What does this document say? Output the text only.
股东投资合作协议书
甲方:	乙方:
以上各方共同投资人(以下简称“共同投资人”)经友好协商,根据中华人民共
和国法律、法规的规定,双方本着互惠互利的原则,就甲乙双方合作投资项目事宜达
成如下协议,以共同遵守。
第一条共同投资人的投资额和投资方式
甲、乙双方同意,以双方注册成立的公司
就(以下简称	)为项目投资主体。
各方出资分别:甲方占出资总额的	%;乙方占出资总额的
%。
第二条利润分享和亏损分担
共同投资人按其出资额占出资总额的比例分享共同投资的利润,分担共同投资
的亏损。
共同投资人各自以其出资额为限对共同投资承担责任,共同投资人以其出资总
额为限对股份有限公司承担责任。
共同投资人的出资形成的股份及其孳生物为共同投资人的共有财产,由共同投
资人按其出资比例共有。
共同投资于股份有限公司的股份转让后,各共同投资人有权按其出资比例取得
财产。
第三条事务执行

-------------------------

### WORK TO DO
Print all of the entries again, exactly as written.

### PROBLEM SOLUTION
What does this document say? Output the text only.
股东投资合作协议书
甲方:	乙方:
以上各方共同投资人(以下简称“共同投资人”)经友好协商,根据中华人民共
和国法律、法规的规定,双方本着互惠互利的原则,就甲乙双方合作投资项目事宜达
成如下协议,以共同遵守。
第一条共同投资人的投资额和投资方式
甲、乙双方同意,以双方注册成立的公司
就(以下简称	)为项目投资主体。
各方出资分别:甲方占出资总额的	%;乙方占出资总额的
%。
第二条利润分享和亏损分担
共同投资人按其出资额占出资总额的比例分享共同投资的利润,分担共同投资
的亏损。
共同投资人各自以其出资额为限对共同投资承担责任,共同投资人以其出资总
额为限对股份有限公司承担责任。
共同投资人的出资形成的股份及其孳生物为共同投资人的共有财产,由共同投
资人按其出资比例共有。
共同投资于股份有限公司的股份转让后,各共同投资人有权按其出资比例取得
财产。
第三条事务执行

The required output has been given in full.